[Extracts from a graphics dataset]
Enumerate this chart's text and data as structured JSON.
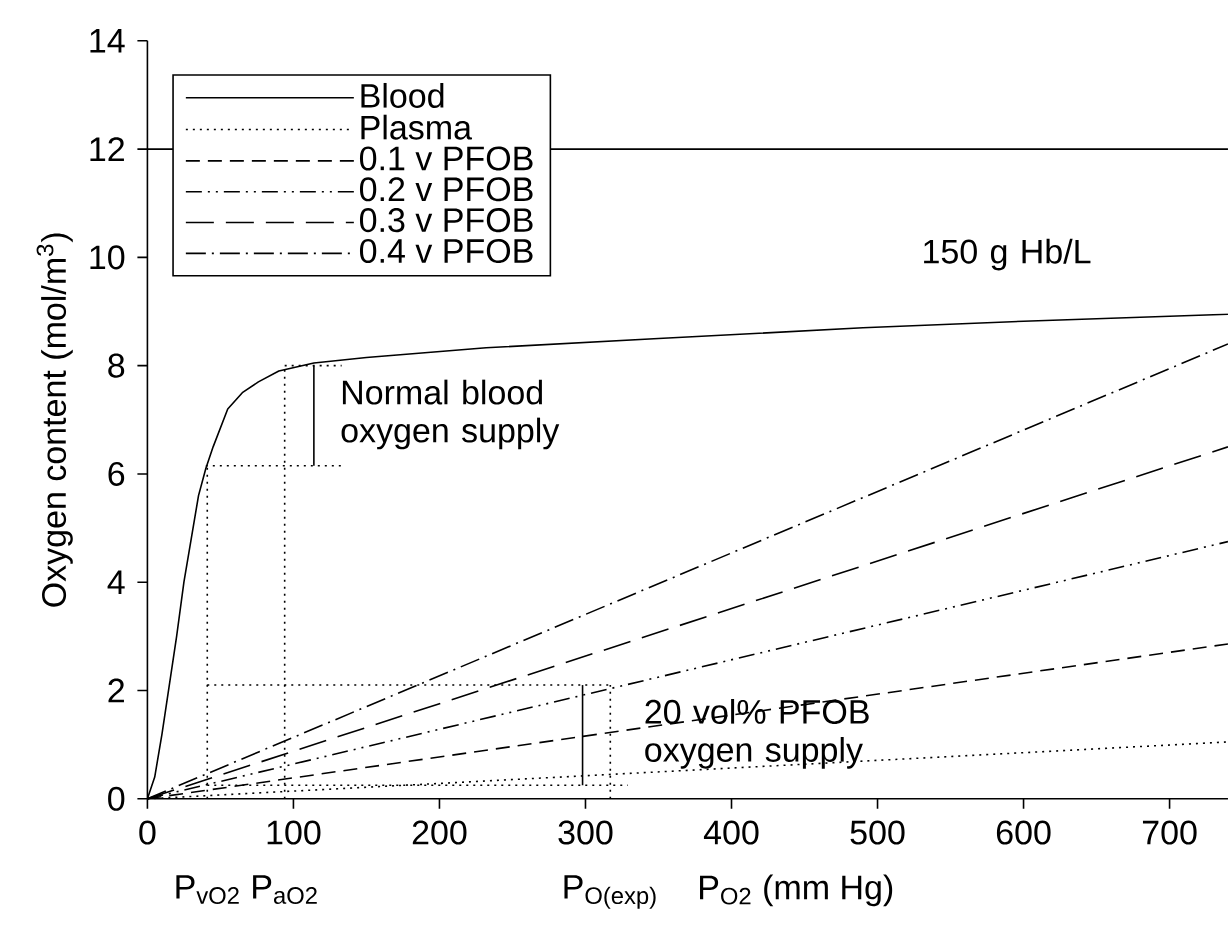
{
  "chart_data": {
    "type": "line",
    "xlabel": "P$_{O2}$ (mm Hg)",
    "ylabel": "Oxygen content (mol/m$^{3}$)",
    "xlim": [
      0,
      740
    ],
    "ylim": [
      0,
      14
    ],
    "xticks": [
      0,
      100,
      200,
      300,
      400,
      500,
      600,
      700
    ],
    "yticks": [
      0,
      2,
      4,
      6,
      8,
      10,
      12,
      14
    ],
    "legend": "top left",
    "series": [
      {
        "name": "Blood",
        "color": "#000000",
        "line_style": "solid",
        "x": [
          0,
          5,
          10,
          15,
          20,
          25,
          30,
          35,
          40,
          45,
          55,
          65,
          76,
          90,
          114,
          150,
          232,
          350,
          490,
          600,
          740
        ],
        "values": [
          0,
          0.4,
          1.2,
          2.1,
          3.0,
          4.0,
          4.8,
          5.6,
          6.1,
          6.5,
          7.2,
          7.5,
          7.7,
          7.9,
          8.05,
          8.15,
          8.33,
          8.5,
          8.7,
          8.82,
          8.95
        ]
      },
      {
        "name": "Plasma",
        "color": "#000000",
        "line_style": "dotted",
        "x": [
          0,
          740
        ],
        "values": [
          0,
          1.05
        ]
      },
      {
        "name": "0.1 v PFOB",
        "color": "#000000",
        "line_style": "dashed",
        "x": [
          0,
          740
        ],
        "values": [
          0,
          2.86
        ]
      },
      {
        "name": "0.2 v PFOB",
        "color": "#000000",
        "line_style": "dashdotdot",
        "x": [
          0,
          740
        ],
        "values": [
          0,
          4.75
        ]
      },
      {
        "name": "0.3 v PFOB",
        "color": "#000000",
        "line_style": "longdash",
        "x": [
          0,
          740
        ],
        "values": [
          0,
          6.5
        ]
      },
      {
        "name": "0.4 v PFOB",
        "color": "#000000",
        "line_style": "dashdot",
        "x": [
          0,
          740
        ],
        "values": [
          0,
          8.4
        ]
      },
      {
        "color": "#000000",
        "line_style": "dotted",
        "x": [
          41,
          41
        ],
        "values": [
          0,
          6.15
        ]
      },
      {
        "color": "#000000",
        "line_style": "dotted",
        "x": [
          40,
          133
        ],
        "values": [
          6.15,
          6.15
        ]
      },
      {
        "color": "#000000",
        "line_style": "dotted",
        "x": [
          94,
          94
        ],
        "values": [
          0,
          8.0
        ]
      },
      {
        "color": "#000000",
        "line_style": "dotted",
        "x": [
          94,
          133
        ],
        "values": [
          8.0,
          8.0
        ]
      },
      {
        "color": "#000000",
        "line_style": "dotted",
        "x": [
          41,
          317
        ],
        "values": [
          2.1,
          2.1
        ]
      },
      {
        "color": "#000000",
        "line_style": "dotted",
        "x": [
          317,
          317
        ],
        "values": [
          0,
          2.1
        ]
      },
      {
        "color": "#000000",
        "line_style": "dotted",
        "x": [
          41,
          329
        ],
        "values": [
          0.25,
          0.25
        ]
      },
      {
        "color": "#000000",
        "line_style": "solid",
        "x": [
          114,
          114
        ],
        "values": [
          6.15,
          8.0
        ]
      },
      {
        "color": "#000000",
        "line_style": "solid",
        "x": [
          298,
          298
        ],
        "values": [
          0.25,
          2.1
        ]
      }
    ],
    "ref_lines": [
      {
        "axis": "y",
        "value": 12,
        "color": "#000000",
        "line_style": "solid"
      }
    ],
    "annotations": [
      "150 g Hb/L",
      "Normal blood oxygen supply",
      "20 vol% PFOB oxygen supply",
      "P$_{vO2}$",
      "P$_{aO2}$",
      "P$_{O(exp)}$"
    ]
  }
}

• What to work on
From the listing, copy each line containing the word "PFOB".

• The output
        "name": "0.1 v PFOB",
        "name": "0.2 v PFOB",
        "name": "0.3 v PFOB",
        "name": "0.4 v PFOB",
      "20 vol% PFOB oxygen supply",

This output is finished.